* **What you will do**: List each line of the data that holds the word "Williams".

* **Given records**:

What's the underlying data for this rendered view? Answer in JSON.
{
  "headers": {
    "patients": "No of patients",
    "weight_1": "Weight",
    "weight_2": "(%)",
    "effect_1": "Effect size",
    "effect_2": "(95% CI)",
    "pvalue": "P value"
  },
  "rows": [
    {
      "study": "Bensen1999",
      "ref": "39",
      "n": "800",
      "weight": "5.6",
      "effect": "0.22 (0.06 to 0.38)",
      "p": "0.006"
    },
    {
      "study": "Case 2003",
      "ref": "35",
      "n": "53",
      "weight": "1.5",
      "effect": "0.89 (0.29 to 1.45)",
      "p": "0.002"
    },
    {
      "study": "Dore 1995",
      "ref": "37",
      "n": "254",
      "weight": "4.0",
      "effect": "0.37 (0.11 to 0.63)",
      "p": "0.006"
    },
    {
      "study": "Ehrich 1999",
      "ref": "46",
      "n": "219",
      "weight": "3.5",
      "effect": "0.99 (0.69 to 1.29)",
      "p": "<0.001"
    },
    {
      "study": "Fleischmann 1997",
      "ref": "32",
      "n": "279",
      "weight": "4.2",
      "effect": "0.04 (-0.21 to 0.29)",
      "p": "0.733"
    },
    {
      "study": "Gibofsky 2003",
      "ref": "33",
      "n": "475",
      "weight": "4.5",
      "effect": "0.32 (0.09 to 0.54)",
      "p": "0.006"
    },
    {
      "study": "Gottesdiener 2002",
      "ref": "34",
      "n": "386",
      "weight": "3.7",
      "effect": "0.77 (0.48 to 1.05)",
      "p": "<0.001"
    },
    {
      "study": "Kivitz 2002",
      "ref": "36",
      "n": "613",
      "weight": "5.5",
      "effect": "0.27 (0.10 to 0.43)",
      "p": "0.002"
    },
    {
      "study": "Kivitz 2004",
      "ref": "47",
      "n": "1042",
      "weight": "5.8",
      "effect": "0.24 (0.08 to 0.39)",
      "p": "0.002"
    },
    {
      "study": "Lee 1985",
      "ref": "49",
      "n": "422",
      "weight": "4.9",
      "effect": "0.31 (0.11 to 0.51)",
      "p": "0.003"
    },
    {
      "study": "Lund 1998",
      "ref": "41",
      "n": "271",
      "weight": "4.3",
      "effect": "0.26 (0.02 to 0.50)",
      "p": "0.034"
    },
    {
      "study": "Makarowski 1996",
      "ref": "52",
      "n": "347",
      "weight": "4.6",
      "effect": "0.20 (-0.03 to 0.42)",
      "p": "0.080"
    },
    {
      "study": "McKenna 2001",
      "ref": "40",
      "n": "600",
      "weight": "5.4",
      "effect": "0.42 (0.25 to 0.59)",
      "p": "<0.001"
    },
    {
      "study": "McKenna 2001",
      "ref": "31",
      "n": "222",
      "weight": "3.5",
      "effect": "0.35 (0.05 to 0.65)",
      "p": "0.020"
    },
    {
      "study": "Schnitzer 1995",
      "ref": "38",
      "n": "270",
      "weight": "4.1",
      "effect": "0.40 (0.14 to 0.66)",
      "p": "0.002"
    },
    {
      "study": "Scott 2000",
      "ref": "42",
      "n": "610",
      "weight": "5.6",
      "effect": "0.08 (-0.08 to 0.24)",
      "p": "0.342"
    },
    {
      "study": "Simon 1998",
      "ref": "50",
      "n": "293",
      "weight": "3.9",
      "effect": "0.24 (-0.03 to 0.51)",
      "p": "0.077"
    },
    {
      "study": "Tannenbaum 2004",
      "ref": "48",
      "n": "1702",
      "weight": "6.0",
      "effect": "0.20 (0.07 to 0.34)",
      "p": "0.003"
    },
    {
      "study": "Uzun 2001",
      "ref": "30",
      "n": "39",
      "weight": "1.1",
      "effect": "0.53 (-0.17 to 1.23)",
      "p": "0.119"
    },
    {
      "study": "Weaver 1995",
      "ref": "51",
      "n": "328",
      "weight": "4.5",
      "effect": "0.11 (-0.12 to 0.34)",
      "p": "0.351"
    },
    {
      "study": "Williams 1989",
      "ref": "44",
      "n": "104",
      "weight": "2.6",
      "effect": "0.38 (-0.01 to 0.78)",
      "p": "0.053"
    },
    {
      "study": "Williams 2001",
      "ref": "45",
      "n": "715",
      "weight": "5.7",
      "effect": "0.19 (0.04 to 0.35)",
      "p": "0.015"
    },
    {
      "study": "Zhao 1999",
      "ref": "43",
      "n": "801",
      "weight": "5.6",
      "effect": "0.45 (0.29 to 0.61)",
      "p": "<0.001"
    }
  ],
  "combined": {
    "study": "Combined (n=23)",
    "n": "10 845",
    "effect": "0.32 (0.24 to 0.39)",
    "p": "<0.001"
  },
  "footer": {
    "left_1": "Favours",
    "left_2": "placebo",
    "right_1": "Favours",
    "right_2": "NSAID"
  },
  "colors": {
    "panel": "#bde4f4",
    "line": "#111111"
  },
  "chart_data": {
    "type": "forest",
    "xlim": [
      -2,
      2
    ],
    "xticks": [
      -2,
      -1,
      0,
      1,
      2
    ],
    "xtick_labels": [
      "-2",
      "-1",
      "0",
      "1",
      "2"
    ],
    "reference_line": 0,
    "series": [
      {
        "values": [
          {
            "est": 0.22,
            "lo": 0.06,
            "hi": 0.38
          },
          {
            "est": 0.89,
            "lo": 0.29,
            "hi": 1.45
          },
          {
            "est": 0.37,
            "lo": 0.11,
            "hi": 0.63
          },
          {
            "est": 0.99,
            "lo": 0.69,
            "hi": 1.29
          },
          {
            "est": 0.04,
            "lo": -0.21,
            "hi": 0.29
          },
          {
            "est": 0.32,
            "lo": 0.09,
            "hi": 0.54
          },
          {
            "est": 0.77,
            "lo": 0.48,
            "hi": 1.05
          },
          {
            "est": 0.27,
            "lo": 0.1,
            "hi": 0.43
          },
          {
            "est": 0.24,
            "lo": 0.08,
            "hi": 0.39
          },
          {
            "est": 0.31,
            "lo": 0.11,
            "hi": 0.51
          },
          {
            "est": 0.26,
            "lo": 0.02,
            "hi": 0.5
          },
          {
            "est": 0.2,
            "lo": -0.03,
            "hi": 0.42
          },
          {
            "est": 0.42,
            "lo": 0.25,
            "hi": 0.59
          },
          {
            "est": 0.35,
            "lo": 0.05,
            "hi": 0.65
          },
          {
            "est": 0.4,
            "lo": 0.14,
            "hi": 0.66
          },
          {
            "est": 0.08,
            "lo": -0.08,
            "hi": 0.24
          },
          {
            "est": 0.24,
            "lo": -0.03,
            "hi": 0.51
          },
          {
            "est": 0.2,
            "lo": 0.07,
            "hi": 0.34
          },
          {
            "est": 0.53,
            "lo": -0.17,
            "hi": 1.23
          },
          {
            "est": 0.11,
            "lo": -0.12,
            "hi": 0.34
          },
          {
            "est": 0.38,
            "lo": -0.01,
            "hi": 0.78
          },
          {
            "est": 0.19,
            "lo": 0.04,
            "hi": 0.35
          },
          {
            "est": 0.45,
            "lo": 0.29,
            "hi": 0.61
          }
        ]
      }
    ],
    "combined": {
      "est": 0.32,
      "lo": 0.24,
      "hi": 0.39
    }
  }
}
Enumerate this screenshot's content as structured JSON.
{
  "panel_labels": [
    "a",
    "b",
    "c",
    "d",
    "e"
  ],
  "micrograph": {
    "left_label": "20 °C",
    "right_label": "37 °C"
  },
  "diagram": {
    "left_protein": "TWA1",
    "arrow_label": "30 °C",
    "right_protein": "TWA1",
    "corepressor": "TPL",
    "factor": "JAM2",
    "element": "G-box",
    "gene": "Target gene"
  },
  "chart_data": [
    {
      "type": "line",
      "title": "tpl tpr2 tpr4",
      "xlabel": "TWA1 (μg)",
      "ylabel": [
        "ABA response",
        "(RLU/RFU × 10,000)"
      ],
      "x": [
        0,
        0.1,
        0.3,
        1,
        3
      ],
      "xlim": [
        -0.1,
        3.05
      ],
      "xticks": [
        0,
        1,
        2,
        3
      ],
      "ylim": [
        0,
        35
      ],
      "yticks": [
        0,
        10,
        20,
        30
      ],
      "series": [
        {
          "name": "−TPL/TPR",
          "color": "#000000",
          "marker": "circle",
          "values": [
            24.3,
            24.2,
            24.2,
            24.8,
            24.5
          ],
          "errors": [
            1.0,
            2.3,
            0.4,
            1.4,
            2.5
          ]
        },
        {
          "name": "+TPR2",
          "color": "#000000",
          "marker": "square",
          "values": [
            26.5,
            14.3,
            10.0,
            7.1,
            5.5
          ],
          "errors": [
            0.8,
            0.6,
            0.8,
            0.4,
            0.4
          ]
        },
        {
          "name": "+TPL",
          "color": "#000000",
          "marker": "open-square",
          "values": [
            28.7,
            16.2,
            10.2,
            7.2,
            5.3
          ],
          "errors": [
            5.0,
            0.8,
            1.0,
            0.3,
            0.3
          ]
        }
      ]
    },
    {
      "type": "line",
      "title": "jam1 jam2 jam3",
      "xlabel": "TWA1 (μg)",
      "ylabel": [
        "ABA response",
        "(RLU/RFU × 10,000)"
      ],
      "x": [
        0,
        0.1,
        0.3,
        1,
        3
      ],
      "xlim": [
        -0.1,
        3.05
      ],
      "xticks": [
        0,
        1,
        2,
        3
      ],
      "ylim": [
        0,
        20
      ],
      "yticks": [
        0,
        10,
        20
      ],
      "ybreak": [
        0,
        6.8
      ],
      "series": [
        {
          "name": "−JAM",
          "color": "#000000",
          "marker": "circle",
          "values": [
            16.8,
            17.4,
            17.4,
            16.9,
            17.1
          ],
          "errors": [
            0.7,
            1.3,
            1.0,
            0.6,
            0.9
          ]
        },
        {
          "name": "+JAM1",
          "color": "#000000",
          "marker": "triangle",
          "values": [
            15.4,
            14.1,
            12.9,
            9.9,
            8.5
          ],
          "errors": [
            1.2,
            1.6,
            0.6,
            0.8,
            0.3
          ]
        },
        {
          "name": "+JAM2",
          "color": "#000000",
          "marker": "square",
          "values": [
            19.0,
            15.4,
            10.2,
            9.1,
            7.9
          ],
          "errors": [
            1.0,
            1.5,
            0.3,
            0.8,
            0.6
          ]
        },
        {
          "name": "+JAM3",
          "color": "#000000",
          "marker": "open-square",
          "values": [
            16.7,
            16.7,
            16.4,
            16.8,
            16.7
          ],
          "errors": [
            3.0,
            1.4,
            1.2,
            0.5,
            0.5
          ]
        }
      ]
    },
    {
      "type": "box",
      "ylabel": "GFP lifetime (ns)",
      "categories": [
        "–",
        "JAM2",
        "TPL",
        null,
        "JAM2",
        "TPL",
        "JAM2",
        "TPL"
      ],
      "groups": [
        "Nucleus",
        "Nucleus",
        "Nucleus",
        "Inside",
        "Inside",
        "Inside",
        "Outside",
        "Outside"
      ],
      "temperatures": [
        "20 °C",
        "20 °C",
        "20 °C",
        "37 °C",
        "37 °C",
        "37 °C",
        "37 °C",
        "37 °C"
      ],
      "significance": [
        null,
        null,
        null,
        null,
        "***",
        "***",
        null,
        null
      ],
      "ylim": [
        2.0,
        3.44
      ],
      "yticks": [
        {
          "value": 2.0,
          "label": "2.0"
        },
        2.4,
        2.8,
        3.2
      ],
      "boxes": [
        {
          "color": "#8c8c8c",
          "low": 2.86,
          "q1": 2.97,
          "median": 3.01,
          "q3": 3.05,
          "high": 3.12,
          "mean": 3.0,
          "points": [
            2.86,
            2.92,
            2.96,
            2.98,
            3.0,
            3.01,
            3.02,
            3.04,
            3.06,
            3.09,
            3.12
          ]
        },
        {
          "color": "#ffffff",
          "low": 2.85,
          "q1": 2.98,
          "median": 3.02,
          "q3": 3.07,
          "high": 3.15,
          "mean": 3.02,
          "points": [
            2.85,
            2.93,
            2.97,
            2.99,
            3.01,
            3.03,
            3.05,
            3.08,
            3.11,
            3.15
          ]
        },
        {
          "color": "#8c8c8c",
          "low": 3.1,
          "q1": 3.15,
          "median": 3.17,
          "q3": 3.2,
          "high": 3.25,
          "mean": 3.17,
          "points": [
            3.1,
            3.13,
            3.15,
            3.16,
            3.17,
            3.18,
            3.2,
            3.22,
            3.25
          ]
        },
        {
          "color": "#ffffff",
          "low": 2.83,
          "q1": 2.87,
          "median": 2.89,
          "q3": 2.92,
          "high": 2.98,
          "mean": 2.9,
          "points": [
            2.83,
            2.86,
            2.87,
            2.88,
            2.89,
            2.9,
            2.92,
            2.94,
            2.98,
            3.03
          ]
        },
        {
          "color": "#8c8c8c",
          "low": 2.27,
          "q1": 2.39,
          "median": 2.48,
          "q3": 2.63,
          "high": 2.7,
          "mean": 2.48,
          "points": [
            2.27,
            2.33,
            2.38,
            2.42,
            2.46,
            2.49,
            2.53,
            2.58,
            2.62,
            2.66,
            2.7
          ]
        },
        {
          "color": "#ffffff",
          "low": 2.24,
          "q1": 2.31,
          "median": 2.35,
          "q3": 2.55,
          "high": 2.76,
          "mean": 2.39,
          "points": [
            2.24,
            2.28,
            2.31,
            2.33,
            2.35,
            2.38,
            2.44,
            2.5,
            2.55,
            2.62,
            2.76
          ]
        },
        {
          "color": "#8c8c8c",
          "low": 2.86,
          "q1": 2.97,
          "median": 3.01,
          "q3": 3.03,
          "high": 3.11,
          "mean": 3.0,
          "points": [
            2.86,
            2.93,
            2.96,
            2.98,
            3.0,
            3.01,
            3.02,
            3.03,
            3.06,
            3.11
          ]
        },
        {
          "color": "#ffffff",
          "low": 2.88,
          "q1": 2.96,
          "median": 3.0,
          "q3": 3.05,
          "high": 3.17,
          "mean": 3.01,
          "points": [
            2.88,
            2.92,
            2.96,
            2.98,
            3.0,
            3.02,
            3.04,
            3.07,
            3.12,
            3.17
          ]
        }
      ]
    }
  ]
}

* **Reply to the task**:
      "study": "Williams 1989",
      "study": "Williams 2001",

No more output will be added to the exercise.